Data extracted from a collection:
• • • • • • •
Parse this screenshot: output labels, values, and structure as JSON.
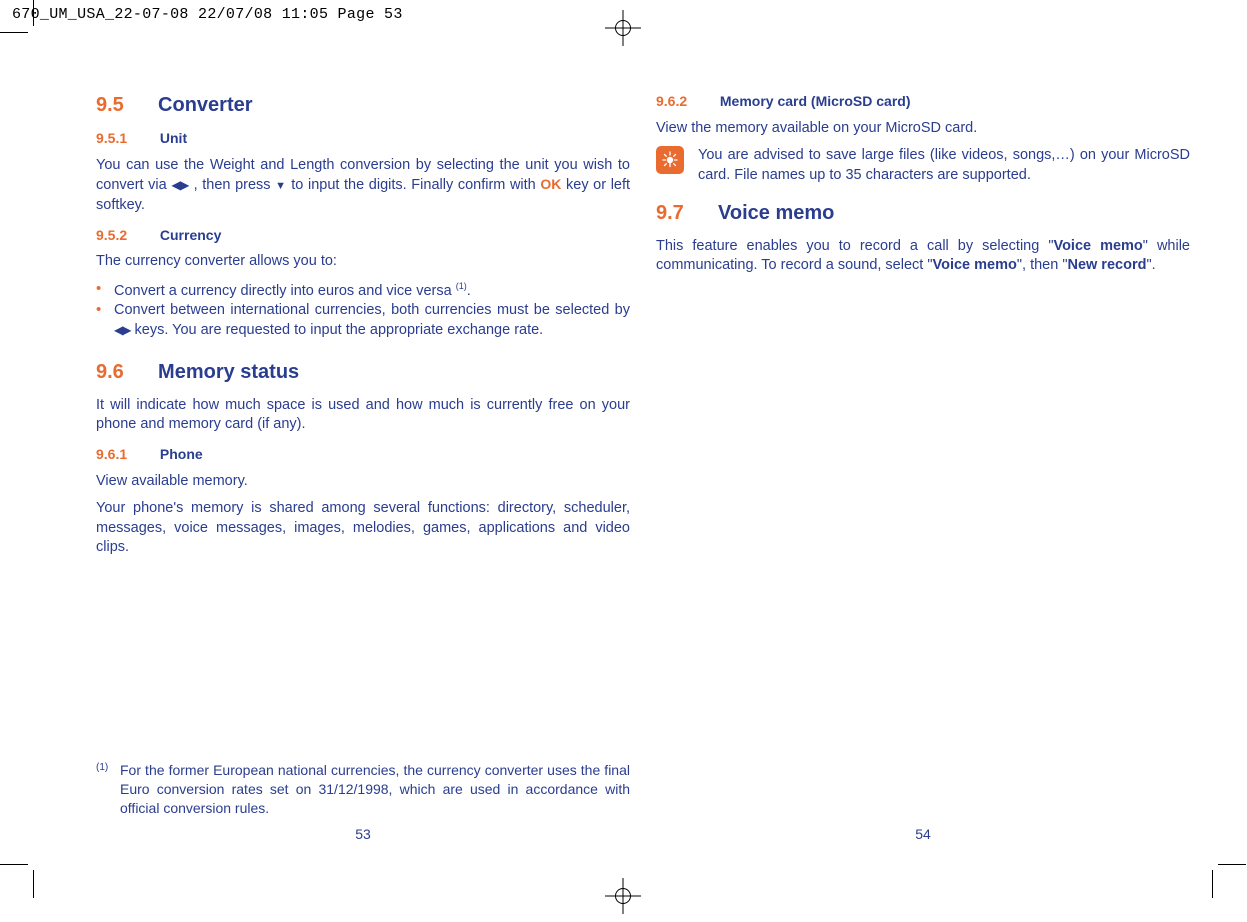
{
  "print_header": "670_UM_USA_22-07-08  22/07/08  11:05  Page 53",
  "left": {
    "sec95_num": "9.5",
    "sec95_title": "Converter",
    "sub951_num": "9.5.1",
    "sub951_title": "Unit",
    "p951a": "You can use the Weight and Length conversion by selecting the unit you wish to convert via ",
    "p951b": ", then press ",
    "p951c": " to input the digits. Finally confirm with ",
    "p951d": " key or left softkey.",
    "sub952_num": "9.5.2",
    "sub952_title": "Currency",
    "p952_intro": "The currency converter allows you to:",
    "li1a": "Convert a currency directly into euros and vice versa ",
    "li1sup": "(1)",
    "li1b": ".",
    "li2a": "Convert between international currencies, both currencies must be selected by ",
    "li2b": " keys. You are requested to input the appropriate exchange rate.",
    "sec96_num": "9.6",
    "sec96_title": "Memory status",
    "p96": "It will indicate how much space is used and how much is currently free on your phone and memory card (if any).",
    "sub961_num": "9.6.1",
    "sub961_title": "Phone",
    "p961a": "View available memory.",
    "p961b": "Your phone's memory is shared among several functions: directory, scheduler, messages, voice messages, images, melodies, games, applications and video clips.",
    "foot_marker": "(1)",
    "foot_text": "For the former European national currencies, the currency converter uses the final Euro conversion rates set on 31/12/1998, which are used in accordance with official conversion rules.",
    "pagenum": "53",
    "ok_glyph": "OK"
  },
  "right": {
    "sub962_num": "9.6.2",
    "sub962_title": "Memory card (MicroSD card)",
    "p962": "View the memory available on your MicroSD card.",
    "tip": "You are advised to save large files (like videos, songs,…) on your MicroSD card. File names up to 35 characters are supported.",
    "sec97_num": "9.7",
    "sec97_title": "Voice memo",
    "p97a": "This feature enables you to record a call by selecting \"",
    "p97b": "Voice memo",
    "p97c": "\" while communicating. To record a sound, select \"",
    "p97d": "Voice memo",
    "p97e": "\", then \"",
    "p97f": "New record",
    "p97g": "\".",
    "pagenum": "54"
  }
}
• • • • • • •
Stated goal: State the number of lines above that hold the string "View", with nothing added.

Exercise output: 2